Data records -

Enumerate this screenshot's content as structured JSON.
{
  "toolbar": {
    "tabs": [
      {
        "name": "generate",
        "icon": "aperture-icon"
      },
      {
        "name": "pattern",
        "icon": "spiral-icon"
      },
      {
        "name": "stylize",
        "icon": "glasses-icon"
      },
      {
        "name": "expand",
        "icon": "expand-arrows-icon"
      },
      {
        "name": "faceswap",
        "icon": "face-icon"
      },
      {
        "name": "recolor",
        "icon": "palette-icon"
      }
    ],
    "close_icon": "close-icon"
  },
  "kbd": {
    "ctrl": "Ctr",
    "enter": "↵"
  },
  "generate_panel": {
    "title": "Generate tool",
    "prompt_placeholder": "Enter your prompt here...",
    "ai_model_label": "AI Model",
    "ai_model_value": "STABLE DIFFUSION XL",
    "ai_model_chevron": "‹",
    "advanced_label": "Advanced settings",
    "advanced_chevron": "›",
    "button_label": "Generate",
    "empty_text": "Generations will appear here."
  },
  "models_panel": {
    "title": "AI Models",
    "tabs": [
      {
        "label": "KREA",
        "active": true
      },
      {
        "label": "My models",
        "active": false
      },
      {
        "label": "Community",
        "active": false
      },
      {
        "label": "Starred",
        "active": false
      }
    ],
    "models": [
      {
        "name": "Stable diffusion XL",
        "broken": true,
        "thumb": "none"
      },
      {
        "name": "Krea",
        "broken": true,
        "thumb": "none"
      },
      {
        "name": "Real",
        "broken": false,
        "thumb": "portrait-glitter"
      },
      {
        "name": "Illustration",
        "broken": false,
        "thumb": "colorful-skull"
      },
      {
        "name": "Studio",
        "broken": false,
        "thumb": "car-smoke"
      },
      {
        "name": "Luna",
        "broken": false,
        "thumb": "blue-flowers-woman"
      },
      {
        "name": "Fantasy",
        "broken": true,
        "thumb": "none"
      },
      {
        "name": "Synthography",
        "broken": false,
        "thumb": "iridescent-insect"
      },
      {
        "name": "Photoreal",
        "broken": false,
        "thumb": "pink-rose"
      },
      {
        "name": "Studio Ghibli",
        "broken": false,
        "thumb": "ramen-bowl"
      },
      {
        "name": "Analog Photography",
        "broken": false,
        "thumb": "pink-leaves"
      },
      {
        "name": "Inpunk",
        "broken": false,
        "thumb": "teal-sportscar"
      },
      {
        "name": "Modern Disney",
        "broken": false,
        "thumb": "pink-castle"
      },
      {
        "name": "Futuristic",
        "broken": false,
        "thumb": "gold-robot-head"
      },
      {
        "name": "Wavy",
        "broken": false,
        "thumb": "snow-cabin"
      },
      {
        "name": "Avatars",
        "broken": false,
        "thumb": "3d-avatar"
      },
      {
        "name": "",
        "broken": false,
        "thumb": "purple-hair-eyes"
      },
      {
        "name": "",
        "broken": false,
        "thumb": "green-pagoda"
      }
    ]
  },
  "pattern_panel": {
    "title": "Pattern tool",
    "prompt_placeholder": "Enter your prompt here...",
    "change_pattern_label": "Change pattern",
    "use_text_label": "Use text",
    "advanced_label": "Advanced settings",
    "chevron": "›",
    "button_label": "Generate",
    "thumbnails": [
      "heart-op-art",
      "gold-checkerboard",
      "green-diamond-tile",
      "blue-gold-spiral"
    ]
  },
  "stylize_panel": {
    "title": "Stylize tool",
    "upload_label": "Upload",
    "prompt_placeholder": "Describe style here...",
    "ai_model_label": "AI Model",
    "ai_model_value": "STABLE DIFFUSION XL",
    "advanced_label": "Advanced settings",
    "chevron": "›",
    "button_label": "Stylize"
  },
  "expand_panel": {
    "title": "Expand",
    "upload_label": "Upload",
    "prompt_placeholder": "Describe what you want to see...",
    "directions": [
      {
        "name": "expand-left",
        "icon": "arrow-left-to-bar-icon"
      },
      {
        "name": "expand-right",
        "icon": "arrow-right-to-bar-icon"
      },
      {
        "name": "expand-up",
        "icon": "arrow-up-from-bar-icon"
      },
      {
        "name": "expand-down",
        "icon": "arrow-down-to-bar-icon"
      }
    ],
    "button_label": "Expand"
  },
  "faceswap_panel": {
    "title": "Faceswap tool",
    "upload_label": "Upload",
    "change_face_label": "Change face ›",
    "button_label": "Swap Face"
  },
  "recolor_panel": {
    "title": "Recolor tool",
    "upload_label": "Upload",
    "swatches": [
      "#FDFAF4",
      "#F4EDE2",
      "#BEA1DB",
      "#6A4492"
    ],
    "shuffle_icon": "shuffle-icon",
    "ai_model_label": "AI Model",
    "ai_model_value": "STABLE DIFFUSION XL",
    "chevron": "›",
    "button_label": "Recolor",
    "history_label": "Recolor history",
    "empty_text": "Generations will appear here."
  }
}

* * *

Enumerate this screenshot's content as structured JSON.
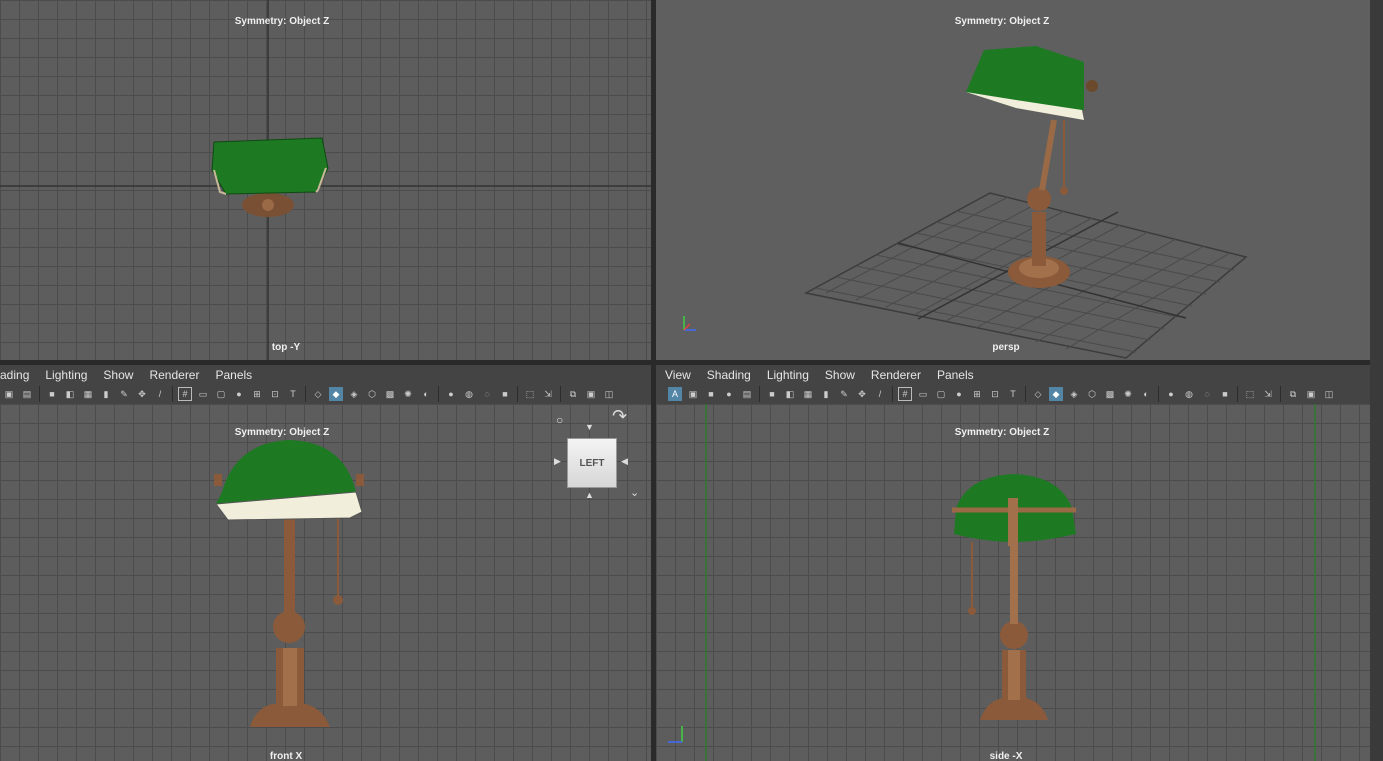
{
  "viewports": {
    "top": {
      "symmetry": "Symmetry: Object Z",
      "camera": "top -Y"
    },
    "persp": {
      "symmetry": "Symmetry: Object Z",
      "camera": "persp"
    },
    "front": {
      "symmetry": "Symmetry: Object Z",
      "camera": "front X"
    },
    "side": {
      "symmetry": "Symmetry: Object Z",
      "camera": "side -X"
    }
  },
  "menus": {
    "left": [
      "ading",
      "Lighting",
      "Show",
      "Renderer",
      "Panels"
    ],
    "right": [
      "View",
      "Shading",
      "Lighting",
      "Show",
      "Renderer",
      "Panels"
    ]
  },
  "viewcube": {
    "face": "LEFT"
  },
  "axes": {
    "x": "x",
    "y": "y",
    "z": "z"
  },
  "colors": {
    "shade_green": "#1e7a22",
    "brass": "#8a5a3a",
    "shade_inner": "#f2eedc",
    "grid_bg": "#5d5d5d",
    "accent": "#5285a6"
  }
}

Task prompt - Select all lines in the listing that include the word "Change".

Full answer -
    "change_pattern_label": "Change pattern",
    "change_face_label": "Change face ›",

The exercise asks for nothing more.